[TASK MATERIAL start]
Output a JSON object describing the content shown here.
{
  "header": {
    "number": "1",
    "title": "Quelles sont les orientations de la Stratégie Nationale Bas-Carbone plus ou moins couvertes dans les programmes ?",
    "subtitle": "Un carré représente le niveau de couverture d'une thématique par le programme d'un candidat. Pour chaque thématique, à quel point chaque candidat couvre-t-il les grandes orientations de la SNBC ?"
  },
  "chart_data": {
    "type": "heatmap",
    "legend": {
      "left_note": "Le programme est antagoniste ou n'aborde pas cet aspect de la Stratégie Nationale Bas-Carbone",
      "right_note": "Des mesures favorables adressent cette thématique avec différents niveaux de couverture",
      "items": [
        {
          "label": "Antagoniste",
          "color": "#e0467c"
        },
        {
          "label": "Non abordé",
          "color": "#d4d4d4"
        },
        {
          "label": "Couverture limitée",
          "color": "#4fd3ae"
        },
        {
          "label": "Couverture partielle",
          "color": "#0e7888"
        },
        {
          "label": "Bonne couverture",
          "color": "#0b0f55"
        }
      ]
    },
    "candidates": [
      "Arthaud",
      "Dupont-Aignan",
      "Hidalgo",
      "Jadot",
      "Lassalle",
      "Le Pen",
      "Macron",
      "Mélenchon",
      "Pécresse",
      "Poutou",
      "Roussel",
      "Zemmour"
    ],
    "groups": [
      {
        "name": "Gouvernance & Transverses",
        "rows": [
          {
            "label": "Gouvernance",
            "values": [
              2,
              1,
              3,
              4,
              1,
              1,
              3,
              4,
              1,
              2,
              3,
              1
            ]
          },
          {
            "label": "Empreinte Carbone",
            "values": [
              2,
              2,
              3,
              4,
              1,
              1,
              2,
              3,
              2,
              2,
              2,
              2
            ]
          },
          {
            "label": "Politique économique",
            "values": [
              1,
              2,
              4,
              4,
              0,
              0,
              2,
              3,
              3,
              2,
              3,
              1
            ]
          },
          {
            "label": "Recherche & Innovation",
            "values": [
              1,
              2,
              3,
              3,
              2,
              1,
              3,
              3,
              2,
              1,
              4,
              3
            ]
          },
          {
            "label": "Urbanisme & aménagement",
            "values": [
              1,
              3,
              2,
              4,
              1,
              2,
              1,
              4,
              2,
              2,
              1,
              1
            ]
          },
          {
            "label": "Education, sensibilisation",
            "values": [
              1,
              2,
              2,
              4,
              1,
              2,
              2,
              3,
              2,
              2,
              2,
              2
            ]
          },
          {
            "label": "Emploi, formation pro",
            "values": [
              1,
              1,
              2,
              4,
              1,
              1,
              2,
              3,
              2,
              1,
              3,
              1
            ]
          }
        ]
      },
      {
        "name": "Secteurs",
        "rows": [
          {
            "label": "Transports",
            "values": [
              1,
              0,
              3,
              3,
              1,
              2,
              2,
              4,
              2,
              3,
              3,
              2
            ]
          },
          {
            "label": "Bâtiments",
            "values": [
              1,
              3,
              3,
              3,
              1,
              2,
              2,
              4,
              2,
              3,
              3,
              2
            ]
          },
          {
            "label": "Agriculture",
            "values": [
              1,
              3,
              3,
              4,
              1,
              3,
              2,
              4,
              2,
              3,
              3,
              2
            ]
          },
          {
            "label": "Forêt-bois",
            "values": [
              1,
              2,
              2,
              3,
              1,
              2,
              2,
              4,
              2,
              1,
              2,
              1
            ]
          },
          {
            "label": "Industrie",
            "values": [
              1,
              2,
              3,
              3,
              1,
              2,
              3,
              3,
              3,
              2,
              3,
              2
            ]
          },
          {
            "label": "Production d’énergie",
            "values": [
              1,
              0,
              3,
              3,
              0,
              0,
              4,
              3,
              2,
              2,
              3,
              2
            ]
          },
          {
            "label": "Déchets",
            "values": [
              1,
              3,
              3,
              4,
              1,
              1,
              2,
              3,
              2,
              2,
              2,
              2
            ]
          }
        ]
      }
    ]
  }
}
[TASK MATERIAL end]
GOAL: Reproduce each line of the entries in which the word "color" is found.

CORRECT RESPONSE:
          "color": "#e0467c"
          "color": "#d4d4d4"
          "color": "#4fd3ae"
          "color": "#0e7888"
          "color": "#0b0f55"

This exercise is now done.